> _PROBLEM DETAILS_: Output all entries verbatim. Skip pictures.

## Begin MATERIAL

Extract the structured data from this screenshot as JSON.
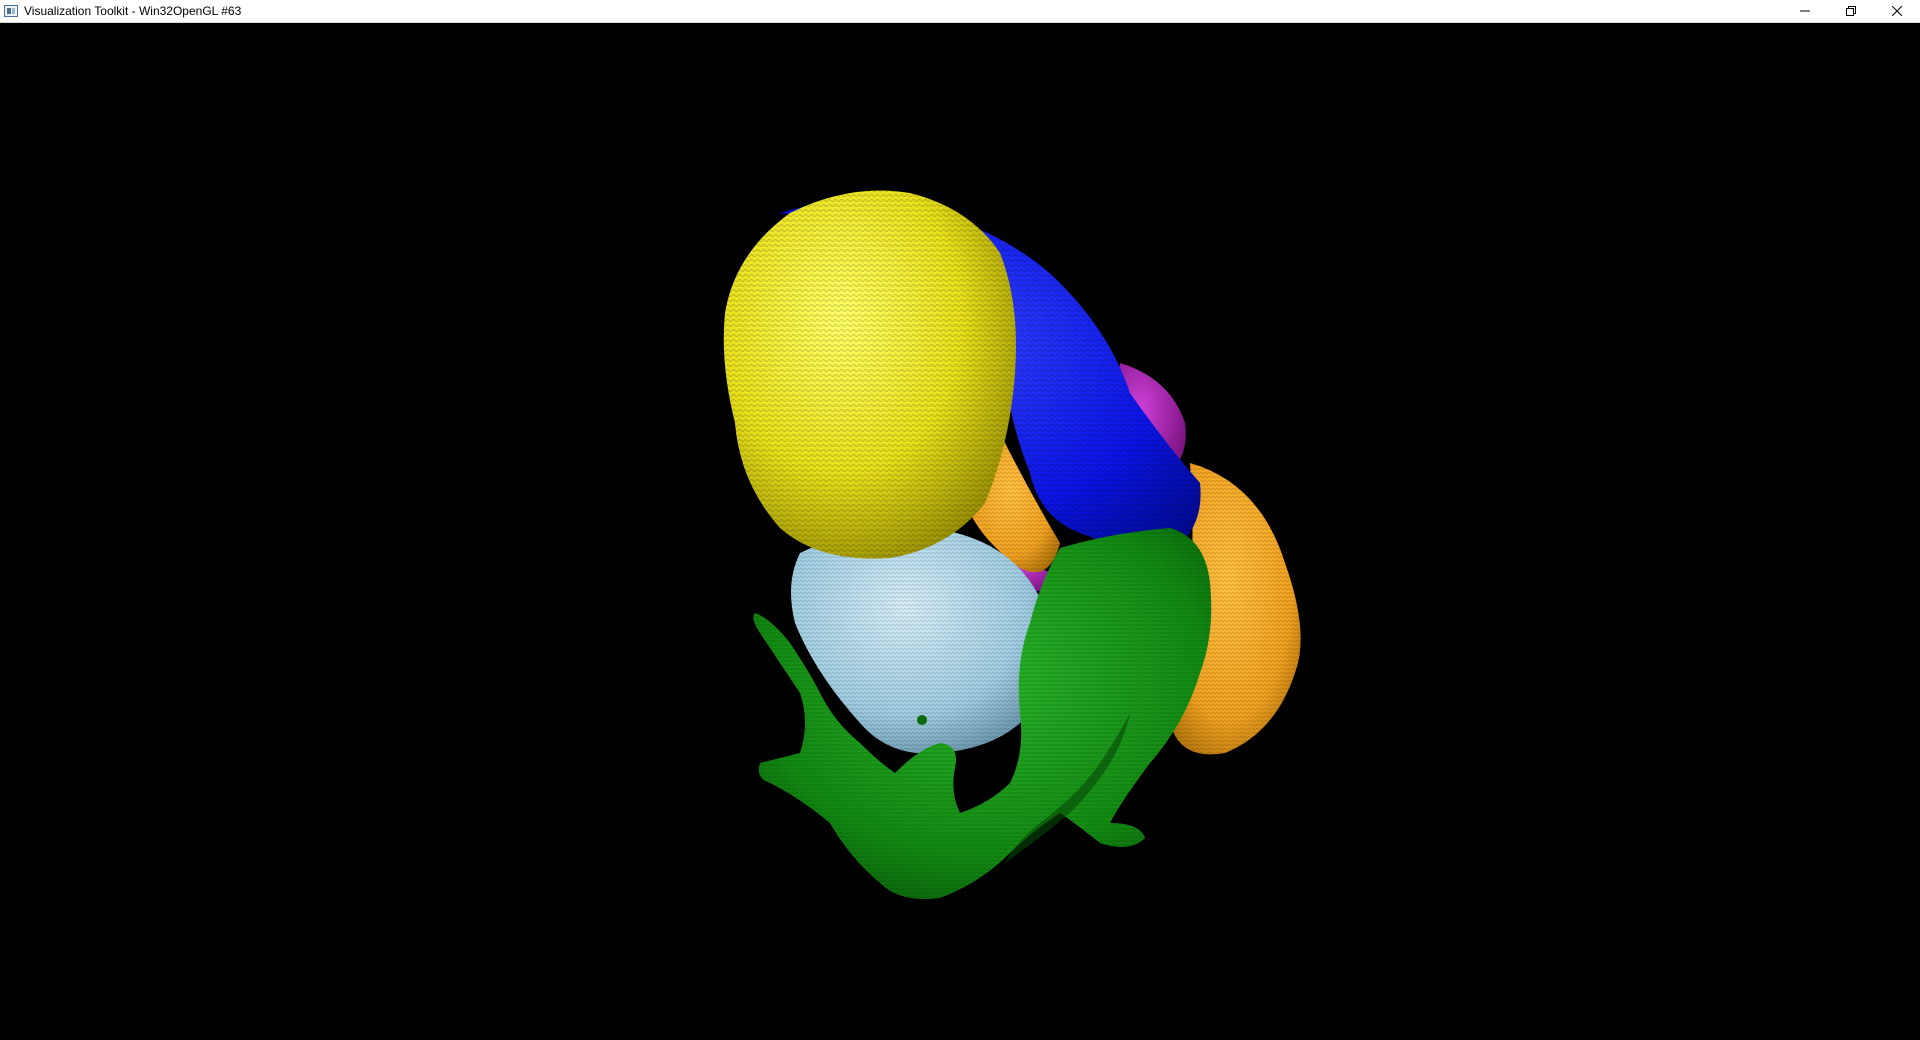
{
  "window": {
    "title": "Visualization Toolkit - Win32OpenGL #63",
    "app_icon": "vtk-window-icon",
    "controls": {
      "minimize_icon": "minimize-icon",
      "restore_icon": "restore-icon",
      "close_icon": "close-icon"
    }
  },
  "render": {
    "background": "#000000",
    "structures": [
      {
        "name": "yellow-structure",
        "color": "#e8e01a"
      },
      {
        "name": "blue-structure",
        "color": "#0a14e6"
      },
      {
        "name": "magenta-structure",
        "color": "#b01ab8"
      },
      {
        "name": "orange-structure",
        "color": "#f0a020"
      },
      {
        "name": "light-blue-structure",
        "color": "#9ecbe0"
      },
      {
        "name": "green-structure",
        "color": "#128a12"
      }
    ]
  }
}
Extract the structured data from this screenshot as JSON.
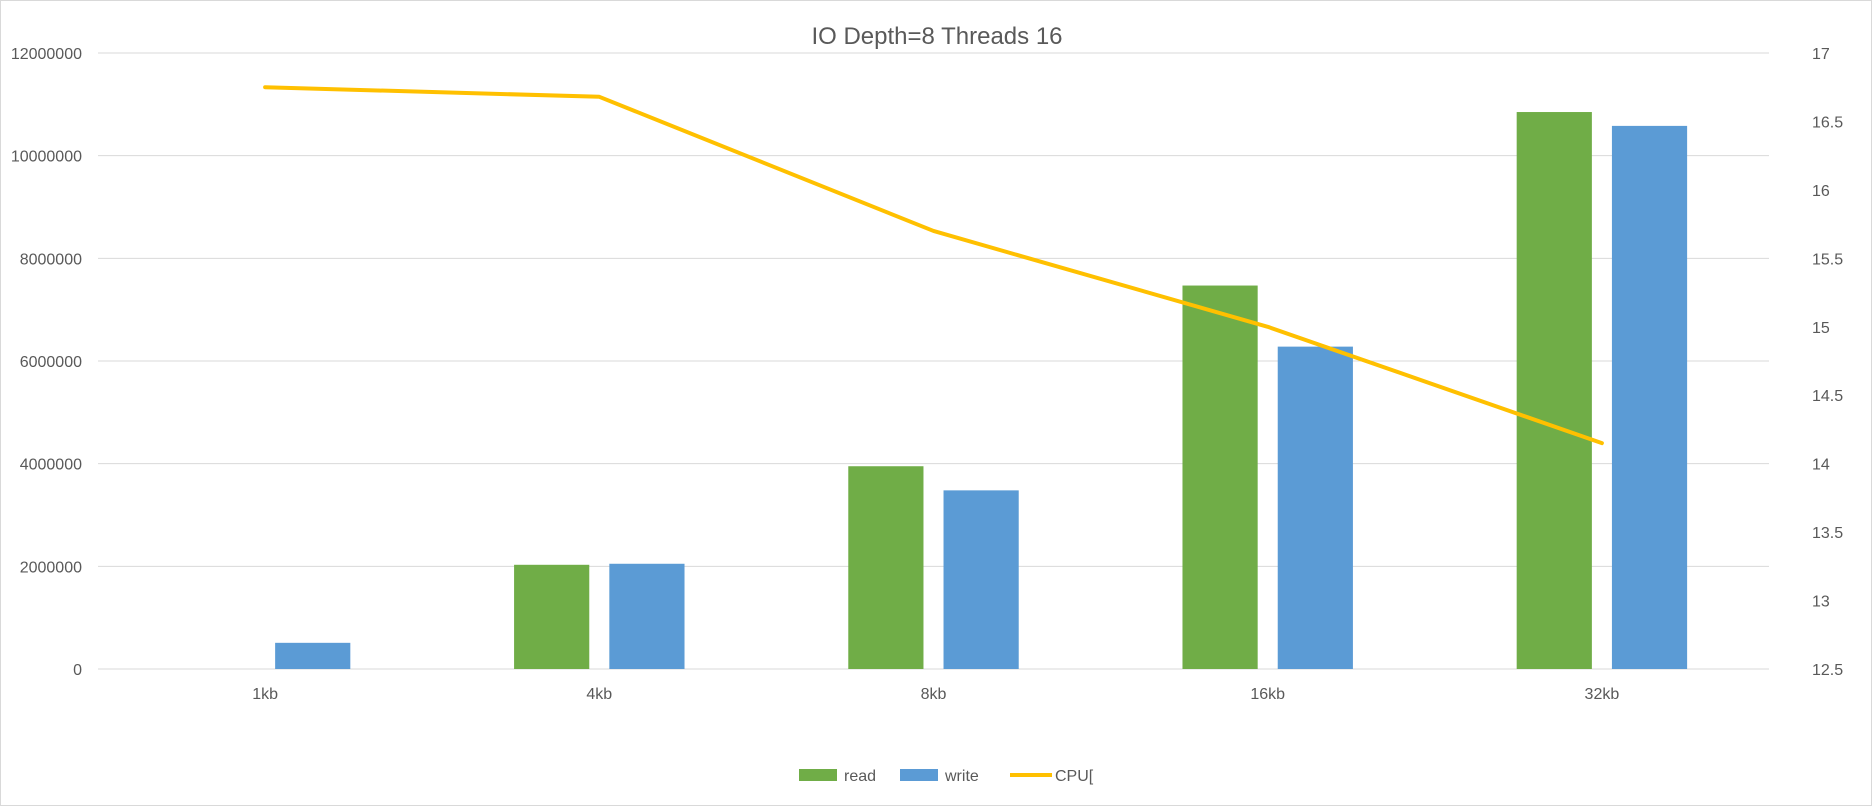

## End MATERIAL

> _EXERCISE ANSWER_:
Extract the structured data from this screenshot as JSON.
{
  "window": {
    "title": "Visualization Toolkit - Win32OpenGL #63",
    "app_icon": "vtk-window-icon",
    "controls": {
      "minimize_icon": "minimize-icon",
      "restore_icon": "restore-icon",
      "close_icon": "close-icon"
    }
  },
  "render": {
    "background": "#000000",
    "structures": [
      {
        "name": "yellow-structure",
        "color": "#e8e01a"
      },
      {
        "name": "blue-structure",
        "color": "#0a14e6"
      },
      {
        "name": "magenta-structure",
        "color": "#b01ab8"
      },
      {
        "name": "orange-structure",
        "color": "#f0a020"
      },
      {
        "name": "light-blue-structure",
        "color": "#9ecbe0"
      },
      {
        "name": "green-structure",
        "color": "#128a12"
      }
    ]
  }
}
Extract the structured data from this screenshot as JSON.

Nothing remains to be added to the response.